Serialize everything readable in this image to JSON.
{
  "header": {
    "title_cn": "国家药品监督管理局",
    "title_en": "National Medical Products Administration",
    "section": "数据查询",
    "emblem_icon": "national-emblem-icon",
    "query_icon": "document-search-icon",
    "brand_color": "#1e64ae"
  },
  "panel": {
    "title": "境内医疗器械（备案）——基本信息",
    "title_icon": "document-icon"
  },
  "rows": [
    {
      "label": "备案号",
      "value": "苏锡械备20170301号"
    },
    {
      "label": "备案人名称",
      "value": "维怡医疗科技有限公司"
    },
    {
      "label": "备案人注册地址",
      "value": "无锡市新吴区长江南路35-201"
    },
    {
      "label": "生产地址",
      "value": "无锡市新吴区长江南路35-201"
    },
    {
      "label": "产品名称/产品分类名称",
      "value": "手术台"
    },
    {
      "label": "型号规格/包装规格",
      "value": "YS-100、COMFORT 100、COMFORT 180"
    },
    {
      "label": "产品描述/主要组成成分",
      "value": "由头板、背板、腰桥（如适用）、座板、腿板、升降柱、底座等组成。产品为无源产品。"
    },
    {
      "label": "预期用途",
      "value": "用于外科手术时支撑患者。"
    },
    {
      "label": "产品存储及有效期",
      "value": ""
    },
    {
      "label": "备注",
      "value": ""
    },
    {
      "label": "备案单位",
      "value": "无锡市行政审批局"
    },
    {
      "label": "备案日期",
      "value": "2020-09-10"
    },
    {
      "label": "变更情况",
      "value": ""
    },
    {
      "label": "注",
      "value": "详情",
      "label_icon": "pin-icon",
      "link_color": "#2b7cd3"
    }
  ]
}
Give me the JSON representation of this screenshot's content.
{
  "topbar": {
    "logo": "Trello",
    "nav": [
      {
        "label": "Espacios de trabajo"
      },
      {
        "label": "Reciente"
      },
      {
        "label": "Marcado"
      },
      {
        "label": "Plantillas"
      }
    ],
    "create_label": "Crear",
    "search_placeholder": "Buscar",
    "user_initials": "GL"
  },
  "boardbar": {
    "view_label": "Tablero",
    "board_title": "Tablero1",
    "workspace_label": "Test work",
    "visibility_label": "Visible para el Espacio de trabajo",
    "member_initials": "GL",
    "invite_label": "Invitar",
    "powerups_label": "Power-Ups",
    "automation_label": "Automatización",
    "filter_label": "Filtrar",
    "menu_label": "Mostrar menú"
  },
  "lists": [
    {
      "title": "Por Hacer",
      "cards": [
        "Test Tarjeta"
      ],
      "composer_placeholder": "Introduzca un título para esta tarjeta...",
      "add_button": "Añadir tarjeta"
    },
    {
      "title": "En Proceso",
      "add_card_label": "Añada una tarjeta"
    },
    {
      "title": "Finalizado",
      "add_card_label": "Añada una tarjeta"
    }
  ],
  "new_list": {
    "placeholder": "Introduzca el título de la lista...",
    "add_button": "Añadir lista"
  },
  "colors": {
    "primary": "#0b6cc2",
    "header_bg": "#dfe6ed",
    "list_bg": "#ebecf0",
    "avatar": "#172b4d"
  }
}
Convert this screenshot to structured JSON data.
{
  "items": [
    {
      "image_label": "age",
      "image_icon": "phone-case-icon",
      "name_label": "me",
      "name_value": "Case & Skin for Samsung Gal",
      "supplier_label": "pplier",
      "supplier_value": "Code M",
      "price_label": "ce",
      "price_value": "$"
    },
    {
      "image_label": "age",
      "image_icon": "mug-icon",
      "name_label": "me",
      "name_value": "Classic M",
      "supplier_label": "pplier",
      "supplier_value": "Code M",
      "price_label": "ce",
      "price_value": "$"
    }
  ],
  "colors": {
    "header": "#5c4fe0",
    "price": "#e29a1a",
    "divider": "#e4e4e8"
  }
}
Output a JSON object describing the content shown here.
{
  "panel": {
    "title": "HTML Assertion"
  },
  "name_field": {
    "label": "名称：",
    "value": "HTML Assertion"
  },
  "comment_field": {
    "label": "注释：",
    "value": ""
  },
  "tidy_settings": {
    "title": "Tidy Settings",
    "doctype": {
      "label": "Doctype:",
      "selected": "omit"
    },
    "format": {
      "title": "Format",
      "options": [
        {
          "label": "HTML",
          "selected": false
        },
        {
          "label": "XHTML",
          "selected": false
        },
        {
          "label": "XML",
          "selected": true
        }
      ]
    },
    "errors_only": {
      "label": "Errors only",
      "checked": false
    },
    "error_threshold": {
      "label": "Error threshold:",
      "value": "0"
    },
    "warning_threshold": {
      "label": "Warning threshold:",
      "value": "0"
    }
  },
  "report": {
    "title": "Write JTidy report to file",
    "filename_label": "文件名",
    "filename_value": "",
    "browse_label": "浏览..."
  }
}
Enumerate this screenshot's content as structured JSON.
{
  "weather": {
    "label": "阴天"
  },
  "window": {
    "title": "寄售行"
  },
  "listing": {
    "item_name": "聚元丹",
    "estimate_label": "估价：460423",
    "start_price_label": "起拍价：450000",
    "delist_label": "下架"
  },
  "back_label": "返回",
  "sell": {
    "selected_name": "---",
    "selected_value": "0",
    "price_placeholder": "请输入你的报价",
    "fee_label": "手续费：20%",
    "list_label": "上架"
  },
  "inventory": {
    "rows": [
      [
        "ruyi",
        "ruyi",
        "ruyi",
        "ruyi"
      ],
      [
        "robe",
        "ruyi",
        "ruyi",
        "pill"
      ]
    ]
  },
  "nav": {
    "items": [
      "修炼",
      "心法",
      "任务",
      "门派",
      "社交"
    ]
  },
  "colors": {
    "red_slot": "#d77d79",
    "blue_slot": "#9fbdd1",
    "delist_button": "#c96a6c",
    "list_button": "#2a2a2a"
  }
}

^^^^^^^^^^^^^^^^

Repeat every line of the material exactly as given.

[PROBLEM SOLUTION]:
Serialize everything readable in this image to JSON.
{
  "header": {
    "title_cn": "国家药品监督管理局",
    "title_en": "National Medical Products Administration",
    "section": "数据查询",
    "emblem_icon": "national-emblem-icon",
    "query_icon": "document-search-icon",
    "brand_color": "#1e64ae"
  },
  "panel": {
    "title": "境内医疗器械（备案）——基本信息",
    "title_icon": "document-icon"
  },
  "rows": [
    {
      "label": "备案号",
      "value": "苏锡械备20170301号"
    },
    {
      "label": "备案人名称",
      "value": "维怡医疗科技有限公司"
    },
    {
      "label": "备案人注册地址",
      "value": "无锡市新吴区长江南路35-201"
    },
    {
      "label": "生产地址",
      "value": "无锡市新吴区长江南路35-201"
    },
    {
      "label": "产品名称/产品分类名称",
      "value": "手术台"
    },
    {
      "label": "型号规格/包装规格",
      "value": "YS-100、COMFORT 100、COMFORT 180"
    },
    {
      "label": "产品描述/主要组成成分",
      "value": "由头板、背板、腰桥（如适用）、座板、腿板、升降柱、底座等组成。产品为无源产品。"
    },
    {
      "label": "预期用途",
      "value": "用于外科手术时支撑患者。"
    },
    {
      "label": "产品存储及有效期",
      "value": ""
    },
    {
      "label": "备注",
      "value": ""
    },
    {
      "label": "备案单位",
      "value": "无锡市行政审批局"
    },
    {
      "label": "备案日期",
      "value": "2020-09-10"
    },
    {
      "label": "变更情况",
      "value": ""
    },
    {
      "label": "注",
      "value": "详情",
      "label_icon": "pin-icon",
      "link_color": "#2b7cd3"
    }
  ]
}
Give me the JSON representation of this screenshot's content.
{
  "topbar": {
    "logo": "Trello",
    "nav": [
      {
        "label": "Espacios de trabajo"
      },
      {
        "label": "Reciente"
      },
      {
        "label": "Marcado"
      },
      {
        "label": "Plantillas"
      }
    ],
    "create_label": "Crear",
    "search_placeholder": "Buscar",
    "user_initials": "GL"
  },
  "boardbar": {
    "view_label": "Tablero",
    "board_title": "Tablero1",
    "workspace_label": "Test work",
    "visibility_label": "Visible para el Espacio de trabajo",
    "member_initials": "GL",
    "invite_label": "Invitar",
    "powerups_label": "Power-Ups",
    "automation_label": "Automatización",
    "filter_label": "Filtrar",
    "menu_label": "Mostrar menú"
  },
  "lists": [
    {
      "title": "Por Hacer",
      "cards": [
        "Test Tarjeta"
      ],
      "composer_placeholder": "Introduzca un título para esta tarjeta...",
      "add_button": "Añadir tarjeta"
    },
    {
      "title": "En Proceso",
      "add_card_label": "Añada una tarjeta"
    },
    {
      "title": "Finalizado",
      "add_card_label": "Añada una tarjeta"
    }
  ],
  "new_list": {
    "placeholder": "Introduzca el título de la lista...",
    "add_button": "Añadir lista"
  },
  "colors": {
    "primary": "#0b6cc2",
    "header_bg": "#dfe6ed",
    "list_bg": "#ebecf0",
    "avatar": "#172b4d"
  }
}
Convert this screenshot to structured JSON data.
{
  "items": [
    {
      "image_label": "age",
      "image_icon": "phone-case-icon",
      "name_label": "me",
      "name_value": "Case & Skin for Samsung Gal",
      "supplier_label": "pplier",
      "supplier_value": "Code M",
      "price_label": "ce",
      "price_value": "$"
    },
    {
      "image_label": "age",
      "image_icon": "mug-icon",
      "name_label": "me",
      "name_value": "Classic M",
      "supplier_label": "pplier",
      "supplier_value": "Code M",
      "price_label": "ce",
      "price_value": "$"
    }
  ],
  "colors": {
    "header": "#5c4fe0",
    "price": "#e29a1a",
    "divider": "#e4e4e8"
  }
}
Output a JSON object describing the content shown here.
{
  "panel": {
    "title": "HTML Assertion"
  },
  "name_field": {
    "label": "名称：",
    "value": "HTML Assertion"
  },
  "comment_field": {
    "label": "注释：",
    "value": ""
  },
  "tidy_settings": {
    "title": "Tidy Settings",
    "doctype": {
      "label": "Doctype:",
      "selected": "omit"
    },
    "format": {
      "title": "Format",
      "options": [
        {
          "label": "HTML",
          "selected": false
        },
        {
          "label": "XHTML",
          "selected": false
        },
        {
          "label": "XML",
          "selected": true
        }
      ]
    },
    "errors_only": {
      "label": "Errors only",
      "checked": false
    },
    "error_threshold": {
      "label": "Error threshold:",
      "value": "0"
    },
    "warning_threshold": {
      "label": "Warning threshold:",
      "value": "0"
    }
  },
  "report": {
    "title": "Write JTidy report to file",
    "filename_label": "文件名",
    "filename_value": "",
    "browse_label": "浏览..."
  }
}
Enumerate this screenshot's content as structured JSON.
{
  "weather": {
    "label": "阴天"
  },
  "window": {
    "title": "寄售行"
  },
  "listing": {
    "item_name": "聚元丹",
    "estimate_label": "估价：460423",
    "start_price_label": "起拍价：450000",
    "delist_label": "下架"
  },
  "back_label": "返回",
  "sell": {
    "selected_name": "---",
    "selected_value": "0",
    "price_placeholder": "请输入你的报价",
    "fee_label": "手续费：20%",
    "list_label": "上架"
  },
  "inventory": {
    "rows": [
      [
        "ruyi",
        "ruyi",
        "ruyi",
        "ruyi"
      ],
      [
        "robe",
        "ruyi",
        "ruyi",
        "pill"
      ]
    ]
  },
  "nav": {
    "items": [
      "修炼",
      "心法",
      "任务",
      "门派",
      "社交"
    ]
  },
  "colors": {
    "red_slot": "#d77d79",
    "blue_slot": "#9fbdd1",
    "delist_button": "#c96a6c",
    "list_button": "#2a2a2a"
  }
}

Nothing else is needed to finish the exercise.